Dataset items

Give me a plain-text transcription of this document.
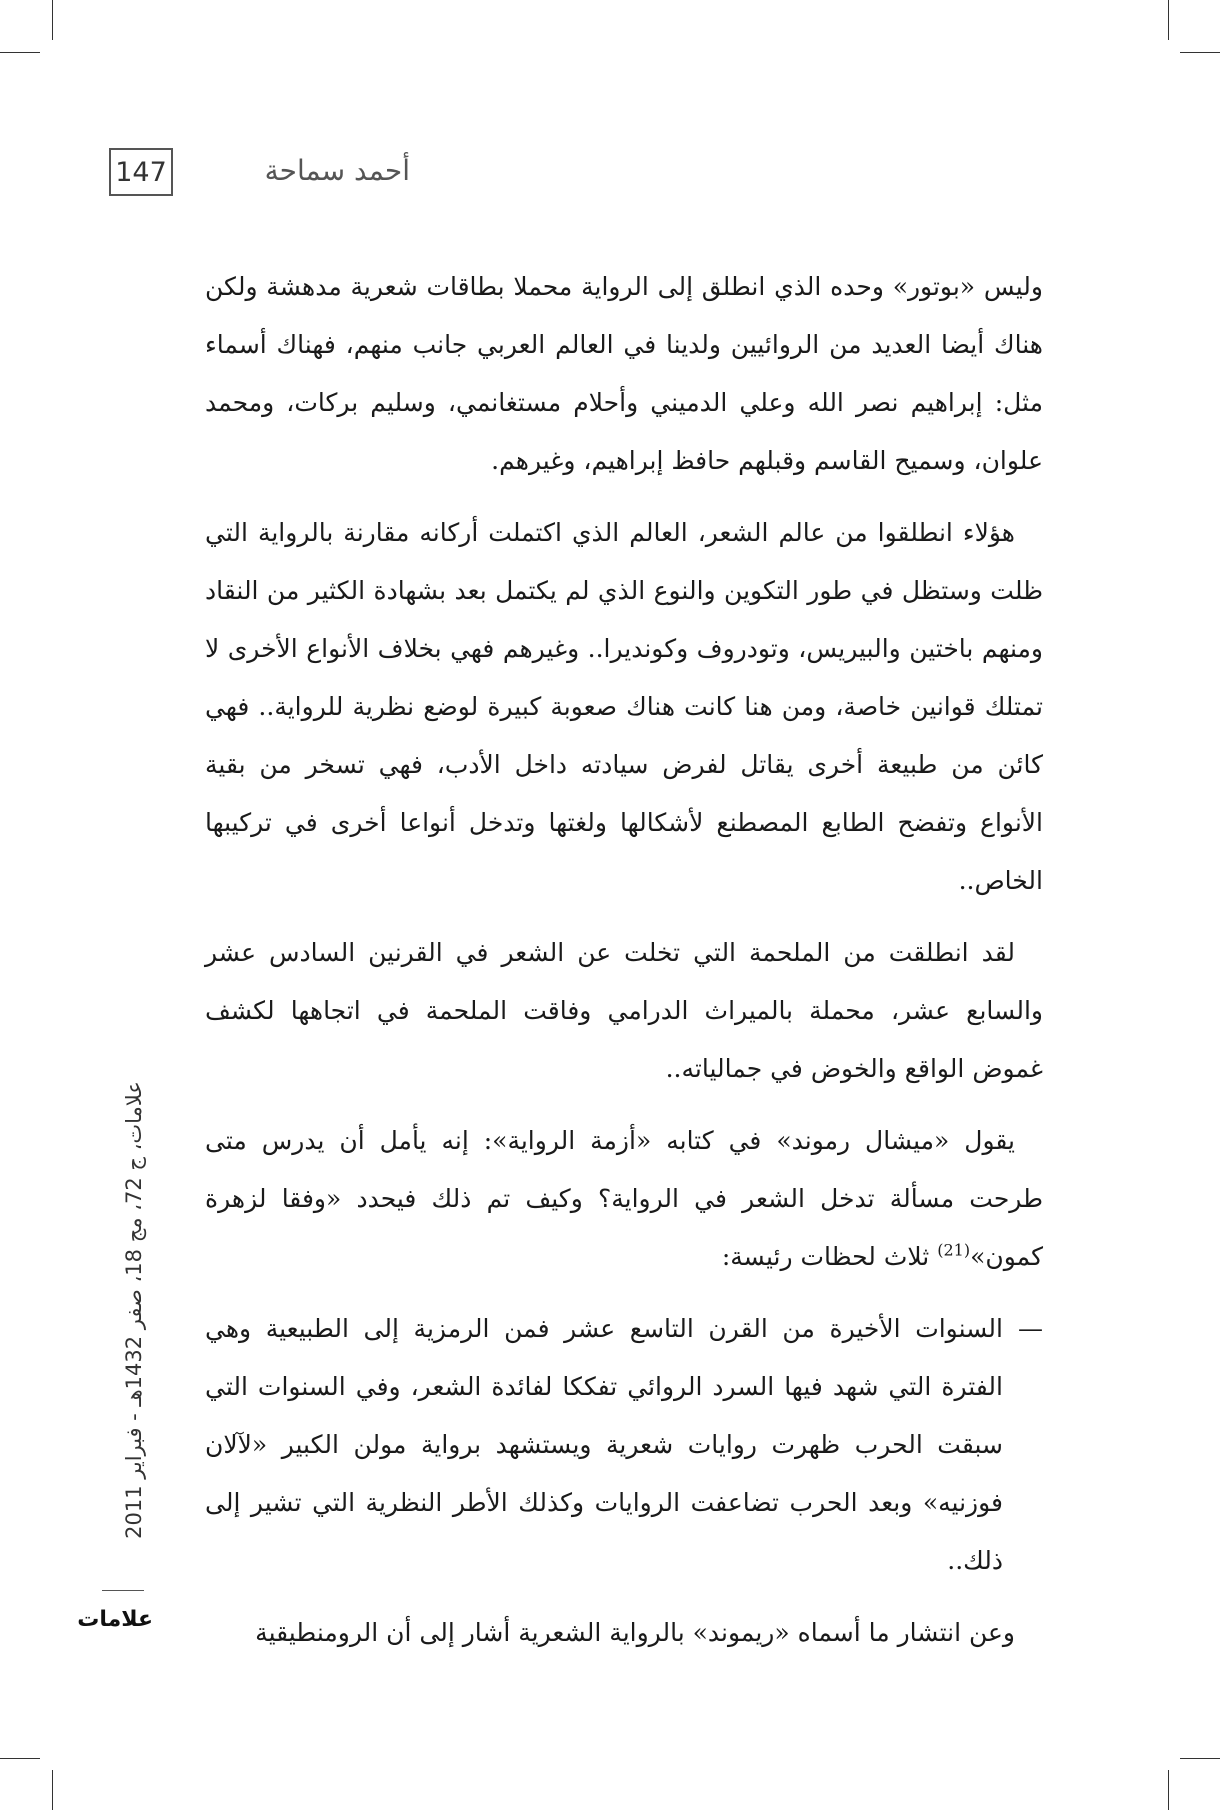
147	أحمد سماحة

وليس «بوتور» وحده الذي انطلق إلى الرواية محملا بطاقات شعرية مدهشة ولكن هناك أيضا العديد من الروائيين ولدينا في العالم العربي جانب منهم، فهناك أسماء مثل: إبراهيم نصر الله وعلي الدميني وأحلام مستغانمي، وسليم بركات، ومحمد علوان، وسميح القاسم وقبلهم حافظ إبراهيم، وغيرهم.

هؤلاء انطلقوا من عالم الشعر، العالم الذي اكتملت أركانه مقارنة بالرواية التي ظلت وستظل في طور التكوين والنوع الذي لم يكتمل بعد بشهادة الكثير من النقاد ومنهم باختين والبيريس، وتودروف وكونديرا.. وغيرهم فهي بخلاف الأنواع الأخرى لا تمتلك قوانين خاصة، ومن هنا كانت هناك صعوبة كبيرة لوضع نظرية للرواية.. فهي كائن من طبيعة أخرى يقاتل لفرض سيادته داخل الأدب، فهي تسخر من بقية الأنواع وتفضح الطابع المصطنع لأشكالها ولغتها وتدخل أنواعا أخرى في تركيبها الخاص..

لقد انطلقت من الملحمة التي تخلت عن الشعر في القرنين السادس عشر والسابع عشر، محملة بالميراث الدرامي وفاقت الملحمة في اتجاهها لكشف غموض الواقع والخوض في جمالياته..

يقول «ميشال رموند» في كتابه «أزمة الرواية»: إنه يأمل أن يدرس متى طرحت مسألة تدخل الشعر في الرواية؟ وكيف تم ذلك فيحدد «وفقا لزهرة كمون»$^{(21)}$ ثلاث لحظات رئيسة:

—
السنوات الأخيرة من القرن التاسع عشر فمن الرمزية إلى الطبيعية وهي الفترة التي شهد فيها السرد الروائي تفككا لفائدة الشعر، وفي السنوات التي سبقت الحرب ظهرت روايات شعرية ويستشهد برواية مولن الكبير «لآلان فوزنيه» وبعد الحرب تضاعفت الروايات وكذلك الأطر النظرية التي تشير إلى ذلك..

وعن انتشار ما أسماه «ريموند» بالرواية الشعرية أشار إلى أن الرومنطيقية

علامات، ج 72، مج 18، صفر 1432هـ - فبراير 2011
علامات
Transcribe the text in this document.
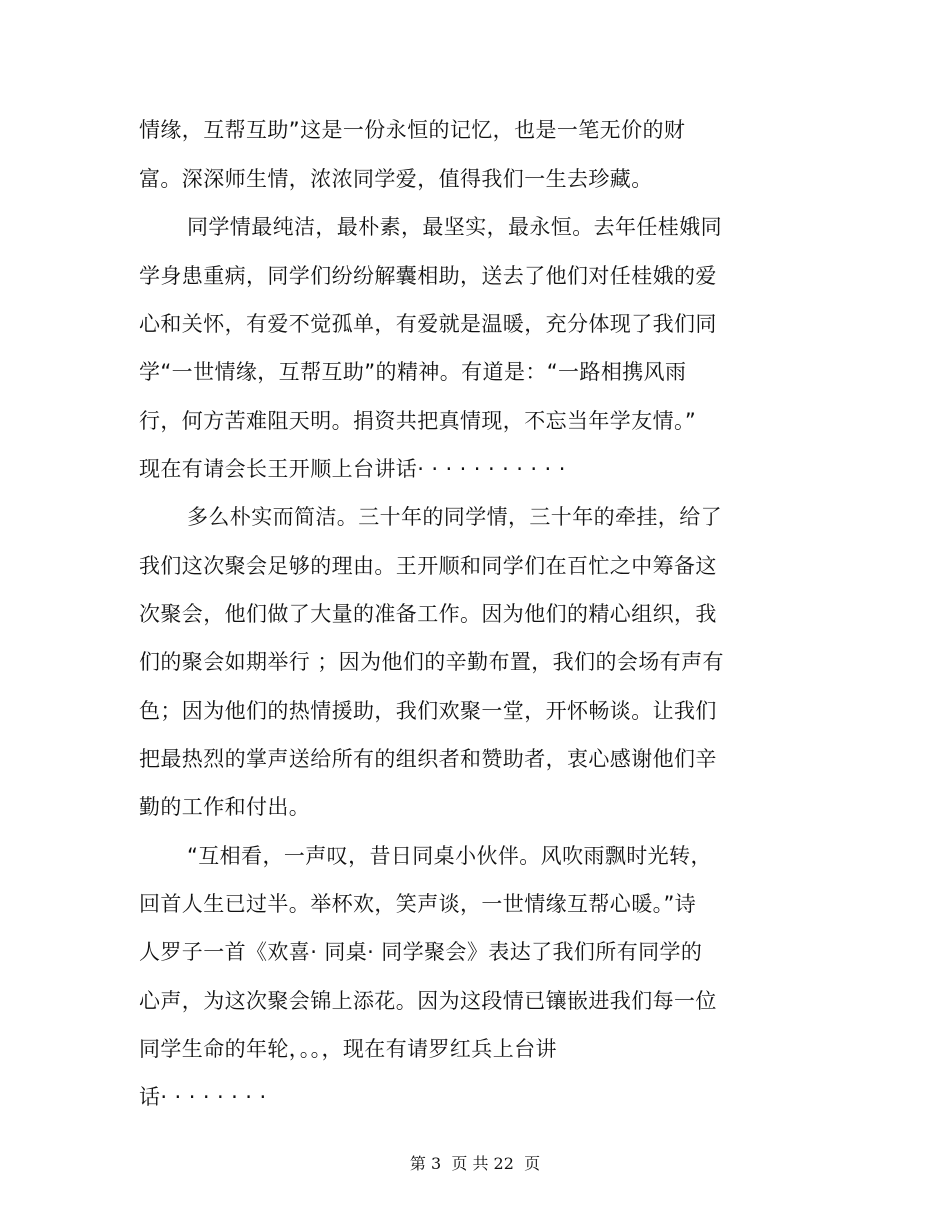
情缘，互帮互助”这是一份永恒的记忆，也是一笔无价的财
富。深深师生情，浓浓同学爱，值得我们一生去珍藏。
同学情最纯洁，最朴素，最坚实，最永恒。去年任桂娥同
学身患重病，同学们纷纷解囊相助，送去了他们对任桂娥的爱
心和关怀，有爱不觉孤单，有爱就是温暖，充分体现了我们同
学“一世情缘，互帮互助”的精神。有道是：“一路相携风雨
行，何方苦难阻天明。捐资共把真情现，不忘当年学友情。”
现在有请会长王开顺上台讲话· · · · · · · · · · ·
多么朴实而简洁。三十年的同学情，三十年的牵挂，给了
我们这次聚会足够的理由。王开顺和同学们在百忙之中筹备这
次聚会，他们做了大量的准备工作。因为他们的精心组织，我
们的聚会如期举行 ；因为他们的辛勤布置，我们的会场有声有
色；因为他们的热情援助，我们欢聚一堂，开怀畅谈。让我们
把最热烈的掌声送给所有的组织者和赞助者，衷心感谢他们辛
勤的工作和付出。
“互相看，一声叹，昔日同桌小伙伴。风吹雨飘时光转，
回首人生已过半。举杯欢，笑声谈，一世情缘互帮心暖。”诗
人罗子一首《欢喜· 同桌· 同学聚会》表达了我们所有同学的
心声，为这次聚会锦上添花。因为这段情已镶嵌进我们每一位
同学生命的年轮，。。，现在有请罗红兵上台讲
话· · · · · · · ·
第 3  页 共 22  页
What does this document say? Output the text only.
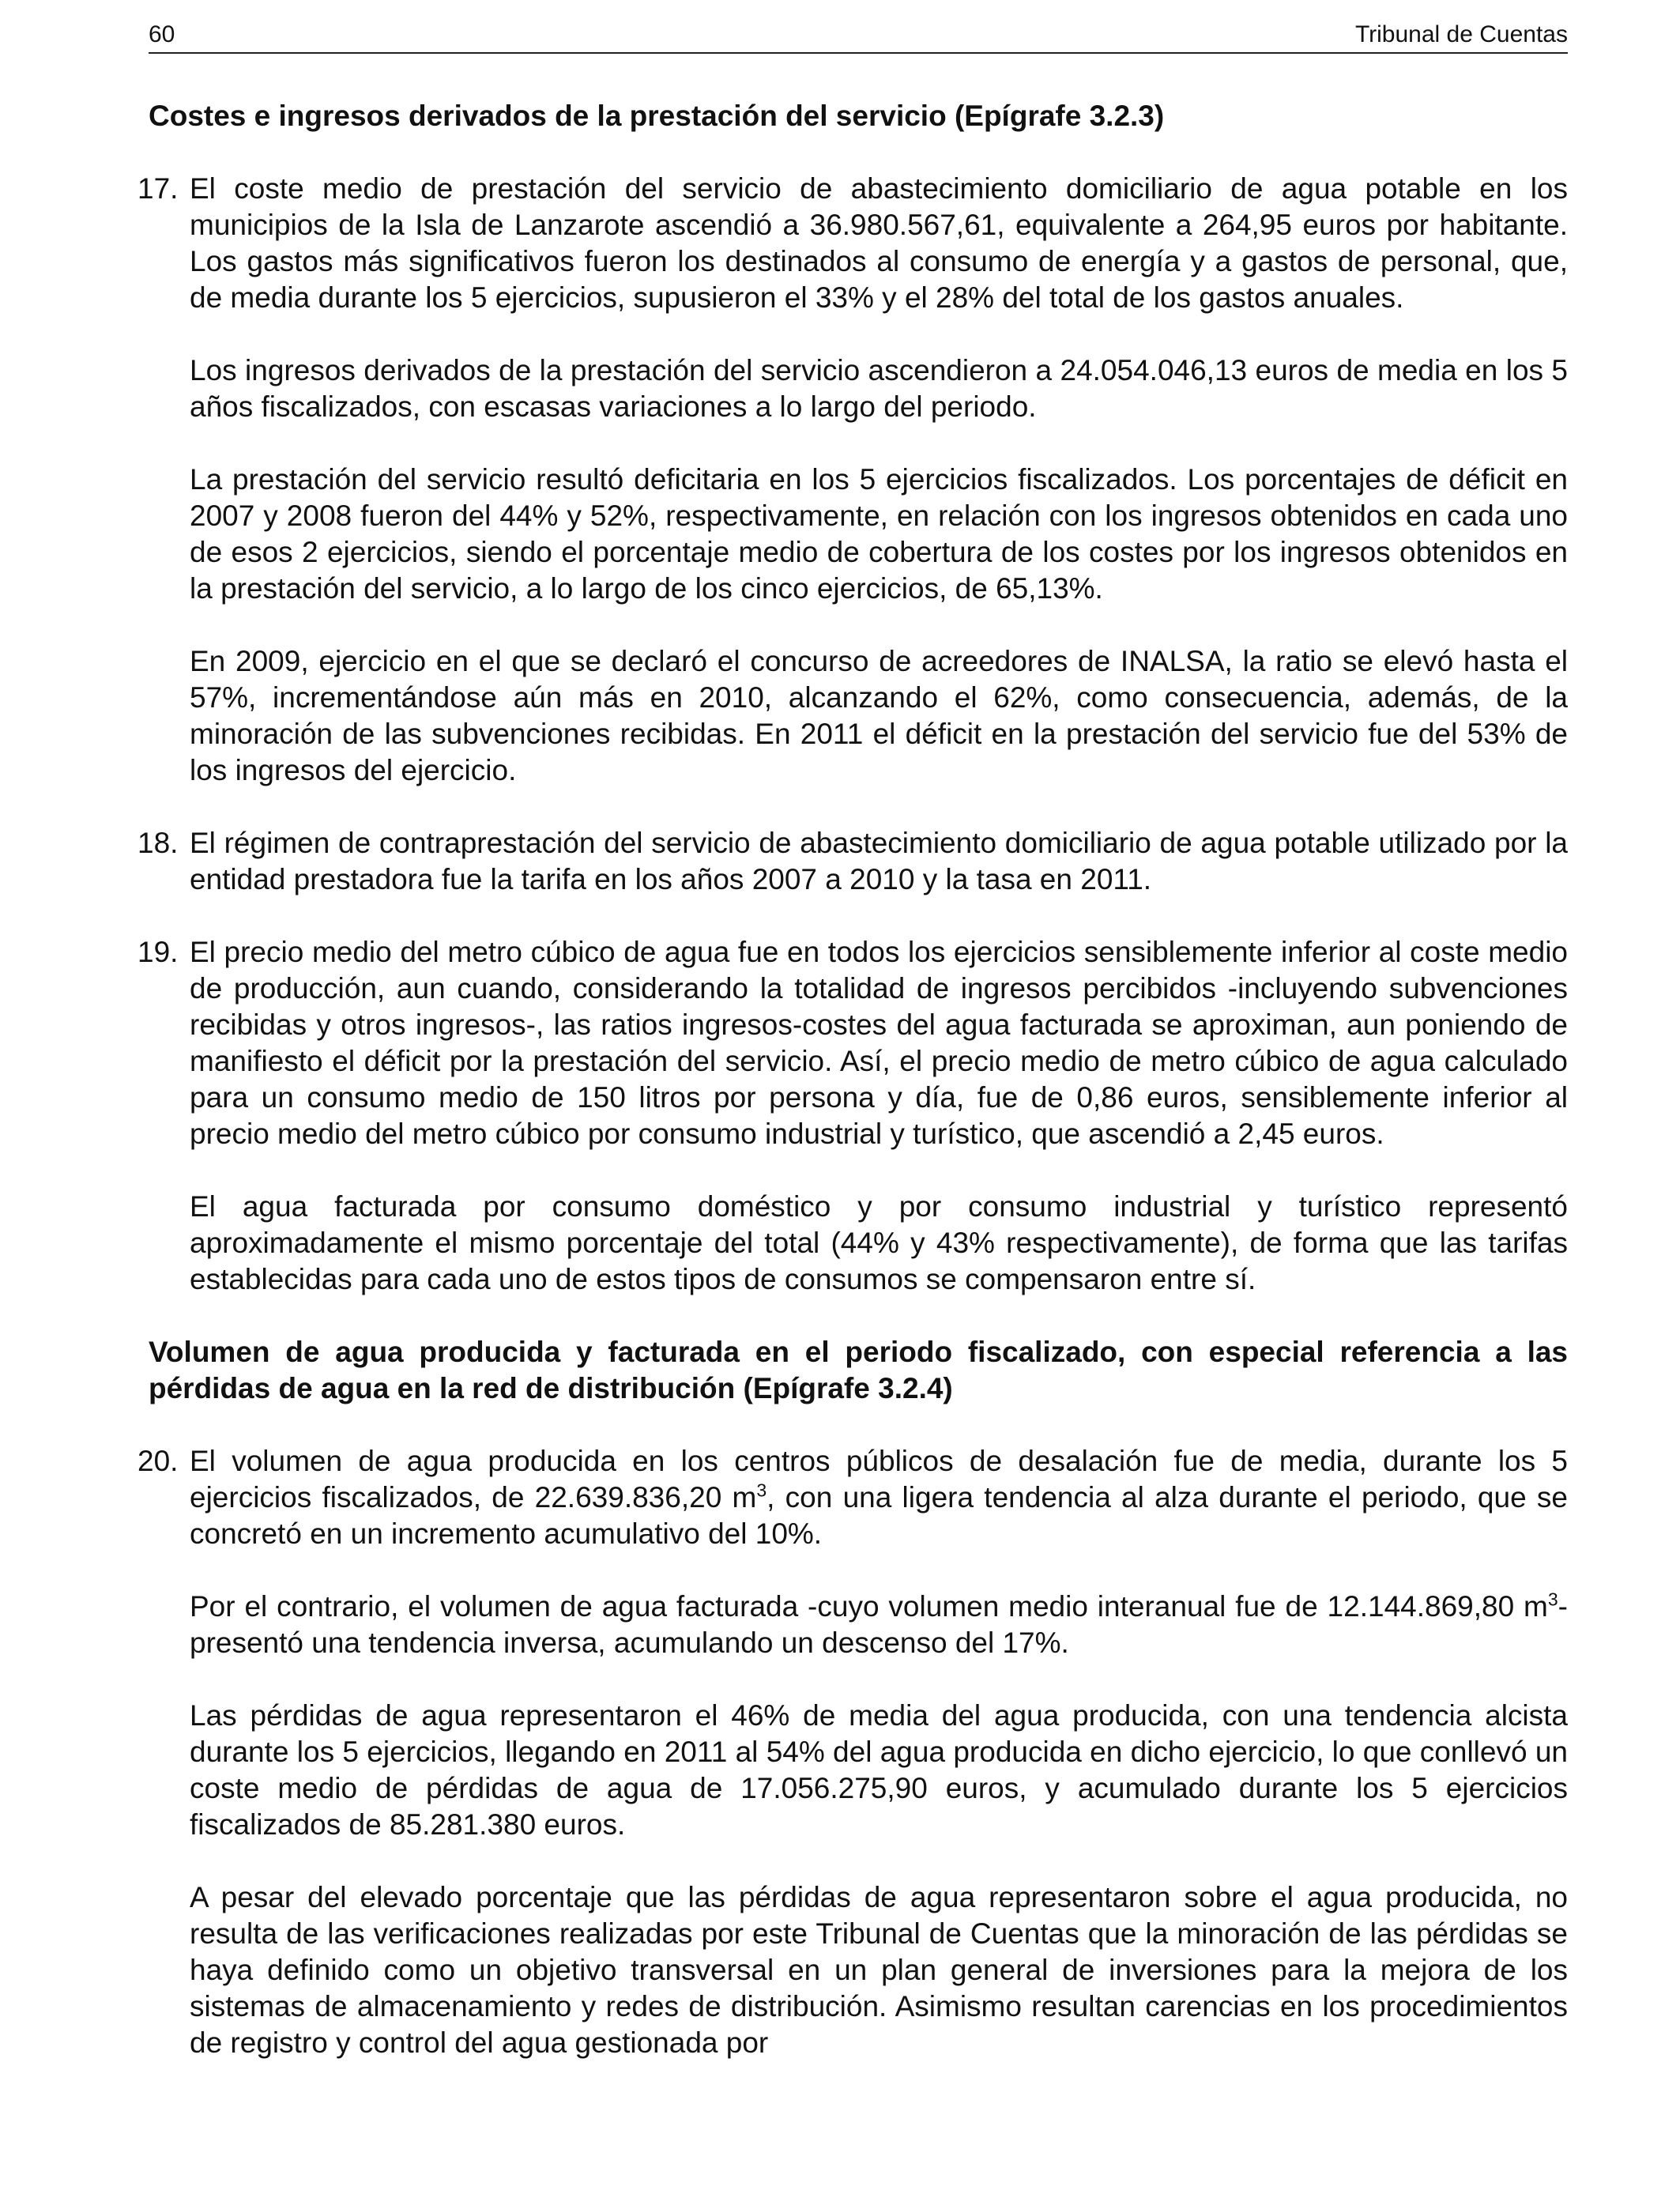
60	Tribunal de Cuentas
Costes e ingresos derivados de la prestación del servicio (Epígrafe 3.2.3)
17. El coste medio de prestación del servicio de abastecimiento domiciliario de agua potable en los municipios de la Isla de Lanzarote ascendió a 36.980.567,61, equivalente a 264,95 euros por habitante. Los gastos más significativos fueron los destinados al consumo de energía y a gastos de personal, que, de media durante los 5 ejercicios, supusieron el 33% y el 28% del total de los gastos anuales.

Los ingresos derivados de la prestación del servicio ascendieron a 24.054.046,13 euros de media en los 5 años fiscalizados, con escasas variaciones a lo largo del periodo.

La prestación del servicio resultó deficitaria en los 5 ejercicios fiscalizados. Los porcentajes de déficit en 2007 y 2008 fueron del 44% y 52%, respectivamente, en relación con los ingresos obtenidos en cada uno de esos 2 ejercicios, siendo el porcentaje medio de cobertura de los costes por los ingresos obtenidos en la prestación del servicio, a lo largo de los cinco ejercicios, de 65,13%.

En 2009, ejercicio en el que se declaró el concurso de acreedores de INALSA, la ratio se elevó hasta el 57%, incrementándose aún más en 2010, alcanzando el 62%, como consecuencia, además, de la minoración de las subvenciones recibidas. En 2011 el déficit en la prestación del servicio fue del 53% de los ingresos del ejercicio.

18. El régimen de contraprestación del servicio de abastecimiento domiciliario de agua potable utilizado por la entidad prestadora fue la tarifa en los años 2007 a 2010 y la tasa en 2011.

19. El precio medio del metro cúbico de agua fue en todos los ejercicios sensiblemente inferior al coste medio de producción, aun cuando, considerando la totalidad de ingresos percibidos -incluyendo subvenciones recibidas y otros ingresos-, las ratios ingresos-costes del agua facturada se aproximan, aun poniendo de manifiesto el déficit por la prestación del servicio. Así, el precio medio de metro cúbico de agua calculado para un consumo medio de 150 litros por persona y día, fue de 0,86 euros, sensiblemente inferior al precio medio del metro cúbico por consumo industrial y turístico, que ascendió a 2,45 euros.

El agua facturada por consumo doméstico y por consumo industrial y turístico representó aproximadamente el mismo porcentaje del total (44% y 43% respectivamente), de forma que las tarifas establecidas para cada uno de estos tipos de consumos se compensaron entre sí.

Volumen de agua producida y facturada en el periodo fiscalizado, con especial referencia a las pérdidas de agua en la red de distribución (Epígrafe 3.2.4)
20. El volumen de agua producida en los centros públicos de desalación fue de media, durante los 5 ejercicios fiscalizados, de 22.639.836,20 $m^3$, con una ligera tendencia al alza durante el periodo, que se concretó en un incremento acumulativo del 10%.

Por el contrario, el volumen de agua facturada -cuyo volumen medio interanual fue de 12.144.869,80 $m^3-$ presentó una tendencia inversa, acumulando un descenso del 17%.

Las pérdidas de agua representaron el 46% de media del agua producida, con una tendencia alcista durante los 5 ejercicios, llegando en 2011 al 54% del agua producida en dicho ejercicio, lo que conllevó un coste medio de pérdidas de agua de 17.056.275,90 euros, y acumulado durante los 5 ejercicios fiscalizados de 85.281.380 euros.

A pesar del elevado porcentaje que las pérdidas de agua representaron sobre el agua producida, no resulta de las verificaciones realizadas por este Tribunal de Cuentas que la minoración de las pérdidas se haya definido como un objetivo transversal en un plan general de inversiones para la mejora de los sistemas de almacenamiento y redes de distribución. Asimismo resultan carencias en los procedimientos de registro y control del agua gestionada por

# What you are asked to do
Copy every single line of the material above that holds "periodo".

# Complete answer
Los ingresos derivados de la prestación del servicio ascendieron a 24.054.046,13 euros de media en los 5 años fiscalizados, con escasas variaciones a lo largo del periodo.
Volumen de agua producida y facturada en el periodo fiscalizado, con especial referencia a las pérdidas de agua en la red de distribución (Epígrafe 3.2.4)
20. El volumen de agua producida en los centros públicos de desalación fue de media, durante los 5 ejercicios fiscalizados, de 22.639.836,20 $m^3$, con una ligera tendencia al alza durante el periodo, que se concretó en un incremento acumulativo del 10%.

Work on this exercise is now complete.